• [Short problem]: Translate into Spanish this sentence from the Internet-Draft on Internet directories below: "As the number of assigned names increases, it becomes more difficult to get an easily guessable name."

• [Article]:
*-*-*
This document is an Internet-Draft.  Internet-Drafts are working
documents of the Internet Engineering Task Force (IETF), its
areas, and its working groups.  Note that other groups may also
distribute working documents as Internet-Drafts.

Internet-Drafts are draft documents valid for a maximum of six
months and may be updated, replaced, or obsoleted by other
documents at any time.  It is inappropriate to use Internet-
Drafts as reference material or to cite them other than as
"work in progress."

To view the entire list of current Internet-Drafts, please check
the "1id-abstracts.txt" listing contained in the Internet-Drafts
Shadow Directories on ftp.is.co.za (Africa), ftp.nordu.net
(Northern Europe), ftp.nis.garr.it (Southern Europe), munnari.oz.au
(Pacific Rim), ftp.ietf.org (US East Coast), or ftp.isi.edu
(US West Coast).


Distribution of this document is unlimited.


Abstract

   There have been several internet drafts and RFCs written about the
   need for Internet Directories.  This draft discusses lessons that
   have been learned during InterNIC Directory and Database's
   custodianship of the Netfind search engine and database, which have
   direct implications on providing and maintaining the mappings between
   domain names and company information that are essential for an
   Internet Directory. This work builds on that of Mike Schwartz and his
   team at the university of Colorado at Boulder [1].

1. Introduction

   There have been several internet drafts [2, 3] and RFCs [4, 5, 6]
   written about approaches for providing Internet Directories.  Many of
   the earlier documents discussed white pages directories that supply
   mappings from a person's name to their telephone number, email
   address, etc.  More recently, there has been discussion of
   directories that map from a company name to a domain name or web
   site.

   >From July 1996 until our shutdown in March 1998, the InterNIC
   Directory and Database Services project maintained the Netfind search
   engine [1] and the associated "Seed Database" that maps organization
   information to domain names and thus acts as the type of Internet
   directory that associates company names with domain names.  The
   experience gained from maintaining and growing this database has
   provided valuable insight into the issues of providing a directory
   service.

   Many people are using DNS as a directory today to find information


Moats, Huber                                                    [Page 1]


   about a given company.  Typically when DNS is used, users guess the
   domain name of the company they are looking for and then prepend
   "www.".  This makes it highly desirable for a company to have an
   easily guessable name.

   There are two major difficulties here.  As the number of assigned
   names increases, it becomes more difficult to get an easily guessable
   name.  Also, the TLD must be guessed as well as the name.  While many
   users just guess ".COM" today, there are many two-letter country code
   top-level domains in current use as well as other gTLDs (.NET, .ORG,
   and possibly .EDU in addition to .COM) with the prospect of
   additional gTLDs in the near future.  Since both of these problems
   are or will soon be present in DNS, guessing is getting more
   difficult every day.


2. Building a Directory

   We are dealing here with directories whose goal is to map company
   names to domain names.  The reverse lookup (domain name to "owning"
   company) can be done using WHOIS or similar tools (for TLDs where
   such tools are supported).  A database that contains the mapping we
   want can be built from the WHOIS data, but we must first get data on
   what DNS names exist.
*-*-*
(Annotated element entries)

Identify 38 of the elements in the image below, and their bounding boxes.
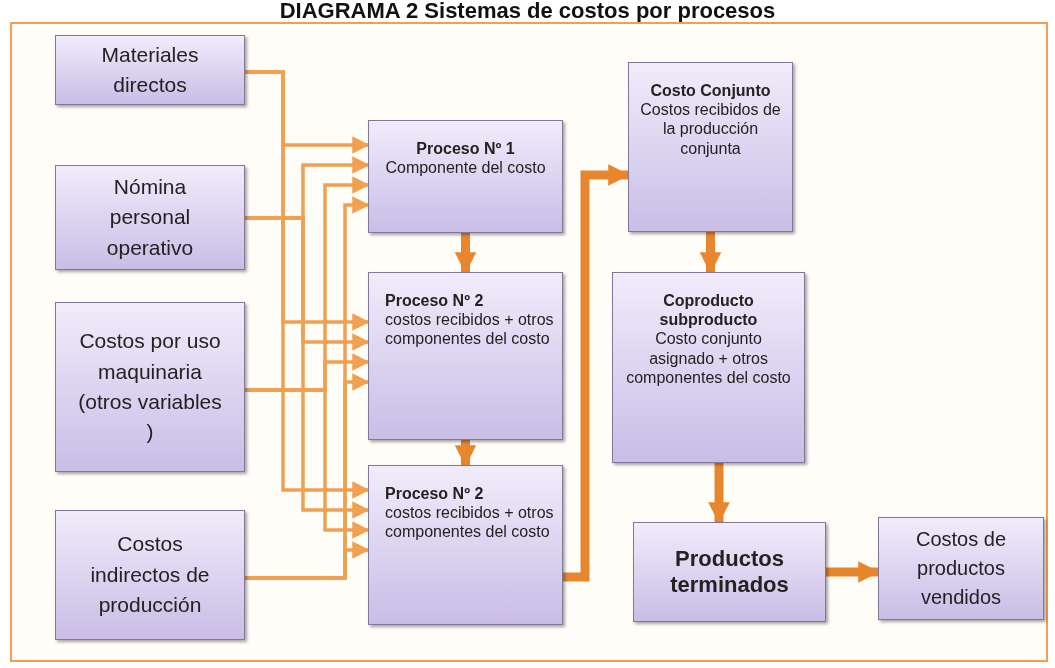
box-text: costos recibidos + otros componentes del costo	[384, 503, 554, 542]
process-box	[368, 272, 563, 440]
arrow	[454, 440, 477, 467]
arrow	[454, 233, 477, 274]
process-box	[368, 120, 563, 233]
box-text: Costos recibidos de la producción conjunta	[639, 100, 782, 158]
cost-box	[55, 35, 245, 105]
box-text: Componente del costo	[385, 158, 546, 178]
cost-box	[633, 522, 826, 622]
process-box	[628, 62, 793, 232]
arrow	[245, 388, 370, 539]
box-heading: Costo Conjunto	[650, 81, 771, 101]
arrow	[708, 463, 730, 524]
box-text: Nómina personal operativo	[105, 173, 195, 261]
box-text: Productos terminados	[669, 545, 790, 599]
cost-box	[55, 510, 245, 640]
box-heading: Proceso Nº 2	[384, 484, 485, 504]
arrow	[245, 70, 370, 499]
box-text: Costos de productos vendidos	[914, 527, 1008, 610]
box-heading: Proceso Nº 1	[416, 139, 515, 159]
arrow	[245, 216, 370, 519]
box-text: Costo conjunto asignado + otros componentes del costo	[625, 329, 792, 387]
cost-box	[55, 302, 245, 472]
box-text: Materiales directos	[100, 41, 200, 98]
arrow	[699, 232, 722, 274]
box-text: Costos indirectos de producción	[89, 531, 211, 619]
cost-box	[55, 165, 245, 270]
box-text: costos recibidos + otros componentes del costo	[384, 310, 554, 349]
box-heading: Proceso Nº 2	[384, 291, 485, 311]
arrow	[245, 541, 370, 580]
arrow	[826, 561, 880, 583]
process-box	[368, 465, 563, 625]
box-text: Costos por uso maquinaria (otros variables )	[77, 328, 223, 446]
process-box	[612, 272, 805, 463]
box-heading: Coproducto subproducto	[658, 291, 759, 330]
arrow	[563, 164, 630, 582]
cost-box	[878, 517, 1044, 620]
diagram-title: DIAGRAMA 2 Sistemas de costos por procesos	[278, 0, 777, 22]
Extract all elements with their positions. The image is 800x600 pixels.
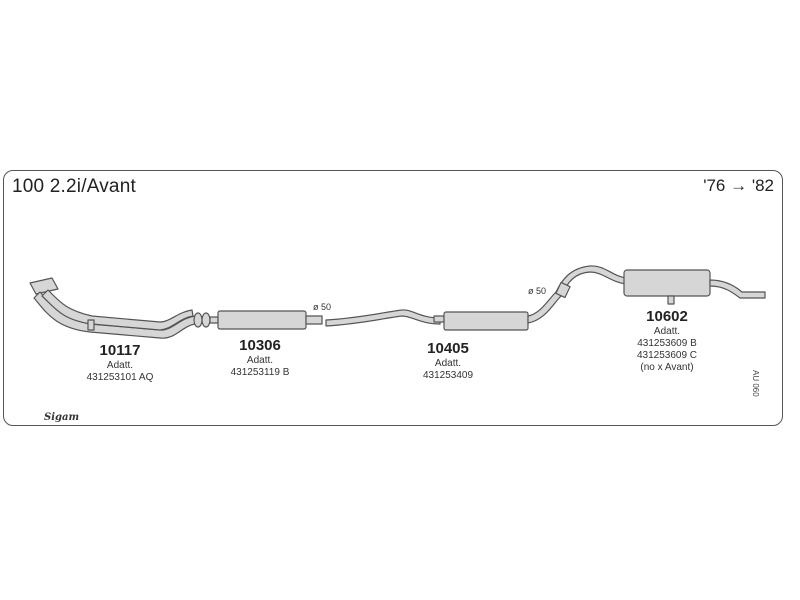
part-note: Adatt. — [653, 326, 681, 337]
*-*-*
• [The output]: A medida que aumenta el número de nombres asignados, resulta más difícil obtener un nombre fácil de adivinar.